● Directions for this task
Find all the lines with "Familie" and gather them.

● Record excerpts
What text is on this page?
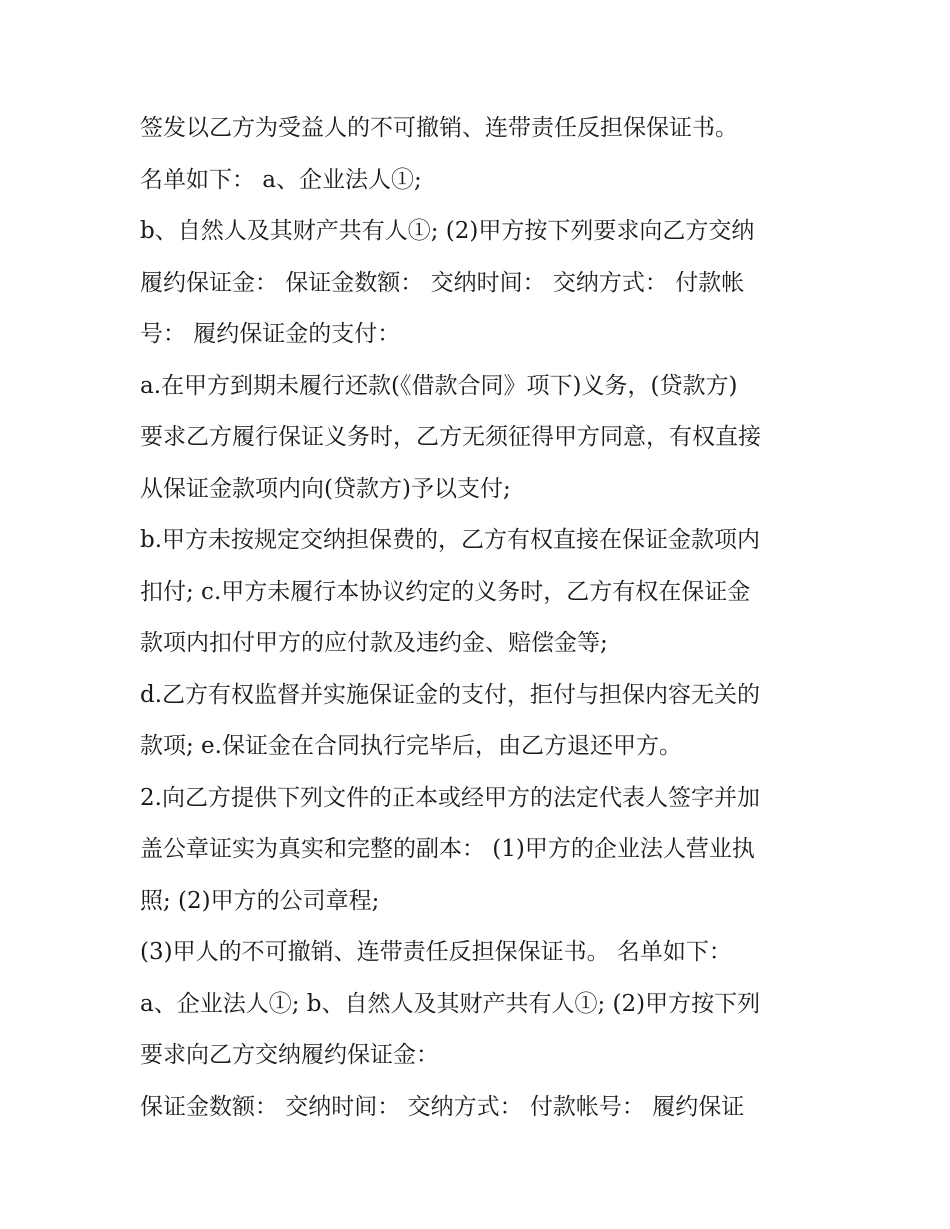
签发以乙方为受益人的不可撤销、连带责任反担保保证书。
名单如下： a、企业法人①;
b、自然人及其财产共有人①; (2)甲方按下列要求向乙方交纳
履约保证金： 保证金数额： 交纳时间： 交纳方式： 付款帐
号： 履约保证金的支付：
a.在甲方到期未履行还款(《借款合同》项下)义务，(贷款方)
要求乙方履行保证义务时，乙方无须征得甲方同意，有权直接
从保证金款项内向(贷款方)予以支付;
b.甲方未按规定交纳担保费的，乙方有权直接在保证金款项内
扣付; c.甲方未履行本协议约定的义务时，乙方有权在保证金
款项内扣付甲方的应付款及违约金、赔偿金等;
d.乙方有权监督并实施保证金的支付，拒付与担保内容无关的
款项; e.保证金在合同执行完毕后，由乙方退还甲方。
2.向乙方提供下列文件的正本或经甲方的法定代表人签字并加
盖公章证实为真实和完整的副本： (1)甲方的企业法人营业执
照; (2)甲方的公司章程;
(3)甲人的不可撤销、连带责任反担保保证书。 名单如下：
a、企业法人①; b、自然人及其财产共有人①; (2)甲方按下列
要求向乙方交纳履约保证金：
保证金数额： 交纳时间： 交纳方式： 付款帐号： 履约保证
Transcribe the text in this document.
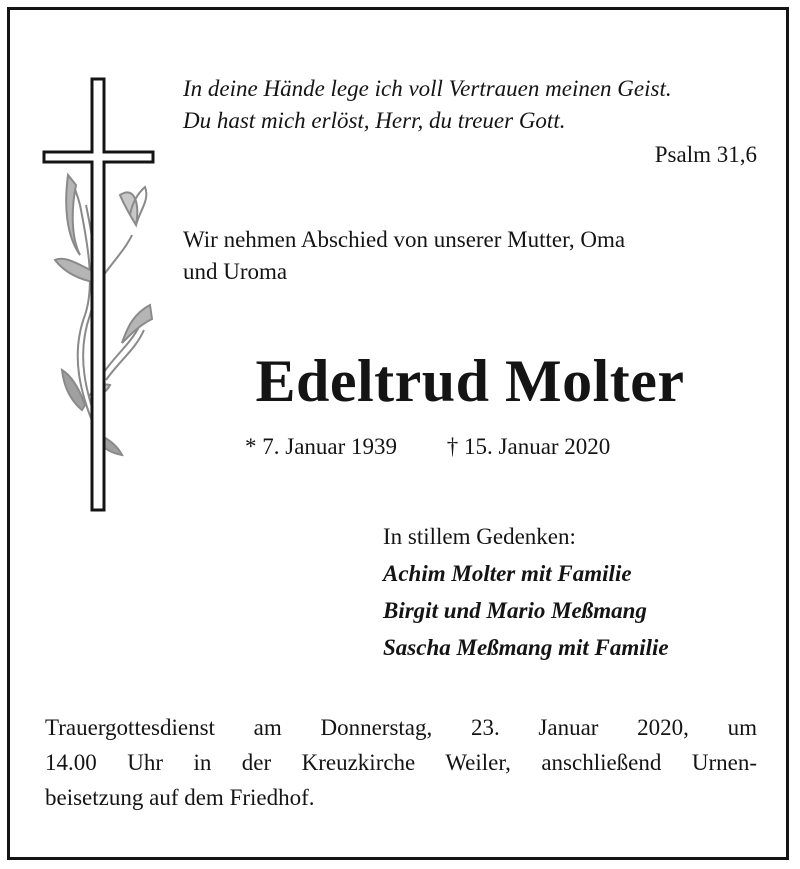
In deine Hände lege ich voll Vertrauen meinen Geist.

Du hast mich erlöst, Herr, du treuer Gott.

Psalm 31,6

Wir nehmen Abschied von unserer Mutter, Oma
und Uroma
Edeltrud Molter
* 7. Januar 1939 † 15. Januar 2020
In stillem Gedenken:
Achim Molter mit Familie
Birgit und Mario Meßmang
Sascha Meßmang mit Familie
Trauergottesdienst am Donnerstag, 23. Januar 2020, um
14.00 Uhr in der Kreuzkirche Weiler, anschließend Urnen-
beisetzung auf dem Friedhof.
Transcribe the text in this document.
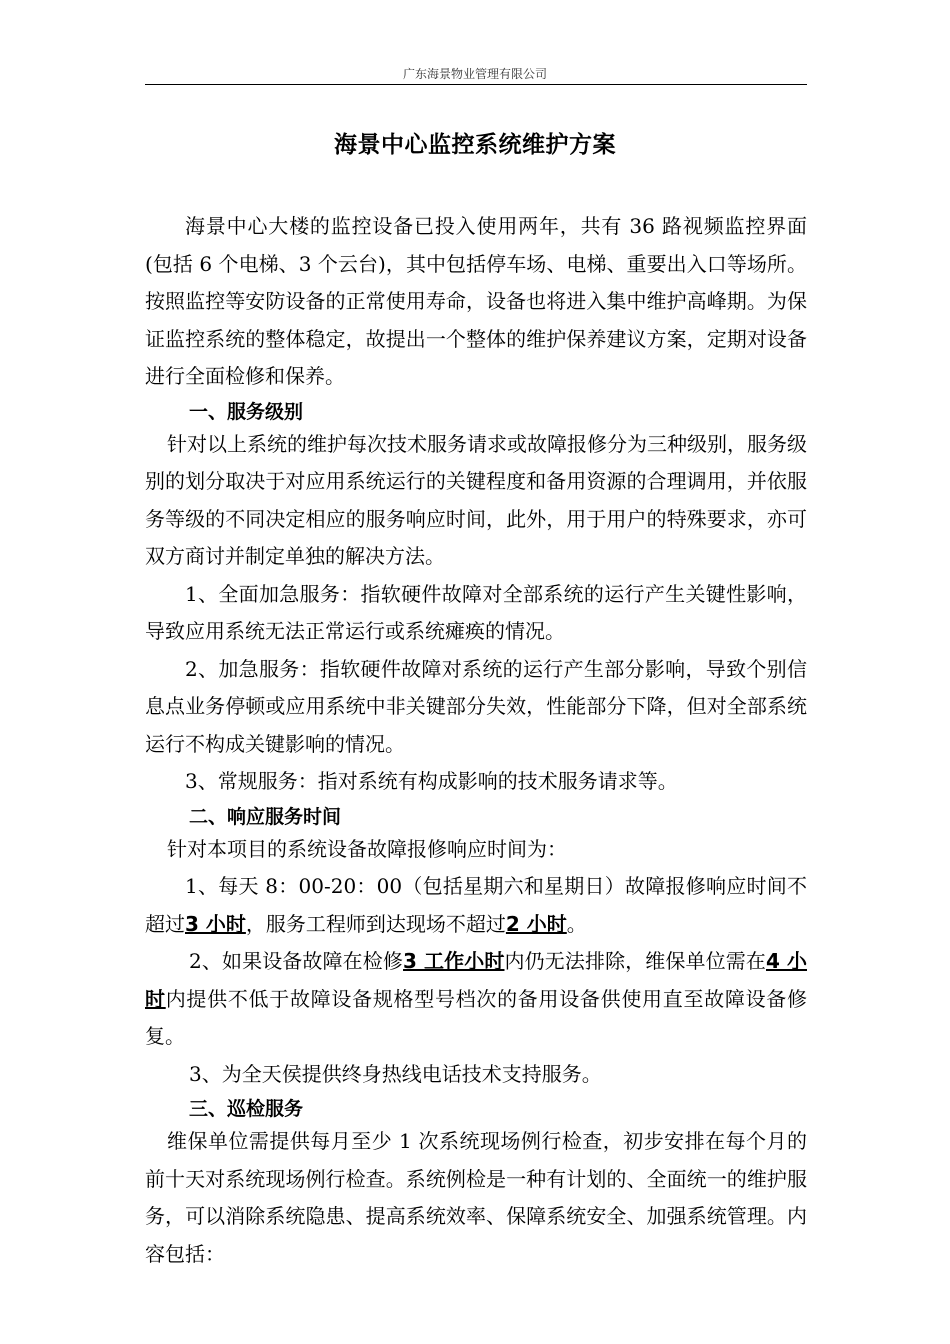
广东海景物业管理有限公司
海景中心监控系统维护方案

海景中心大楼的监控设备已投入使用两年，共有 36 路视频监控界面(包括 6 个电梯、3 个云台)，其中包括停车场、电梯、重要出入口等场所。按照监控等安防设备的正常使用寿命，设备也将进入集中维护高峰期。为保证监控系统的整体稳定，故提出一个整体的维护保养建议方案，定期对设备进行全面检修和保养。

一、服务级别

针对以上系统的维护每次技术服务请求或故障报修分为三种级别，服务级别的划分取决于对应用系统运行的关键程度和备用资源的合理调用，并依服务等级的不同决定相应的服务响应时间，此外，用于用户的特殊要求，亦可双方商讨并制定单独的解决方法。

1、全面加急服务：指软硬件故障对全部系统的运行产生关键性影响，导致应用系统无法正常运行或系统瘫痪的情况。

2、加急服务：指软硬件故障对系统的运行产生部分影响，导致个别信息点业务停顿或应用系统中非关键部分失效，性能部分下降，但对全部系统运行不构成关键影响的情况。

3、常规服务：指对系统有构成影响的技术服务请求等。

二、响应服务时间

针对本项目的系统设备故障报修响应时间为：

1、每天 8：00-20：00（包括星期六和星期日）故障报修响应时间不超过3 小时，服务工程师到达现场不超过2 小时。

2、如果设备故障在检修3 工作小时内仍无法排除，维保单位需在4 小时内提供不低于故障设备规格型号档次的备用设备供使用直至故障设备修复。

3、为全天侯提供终身热线电话技术支持服务。

三、巡检服务

维保单位需提供每月至少 1 次系统现场例行检查，初步安排在每个月的前十天对系统现场例行检查。系统例检是一种有计划的、全面统一的维护服务，可以消除系统隐患、提高系统效率、保障系统安全、加强系统管理。内容包括：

● Solution to this exercise
Achim Molter mit Familie
Sascha Meßmang mit Familie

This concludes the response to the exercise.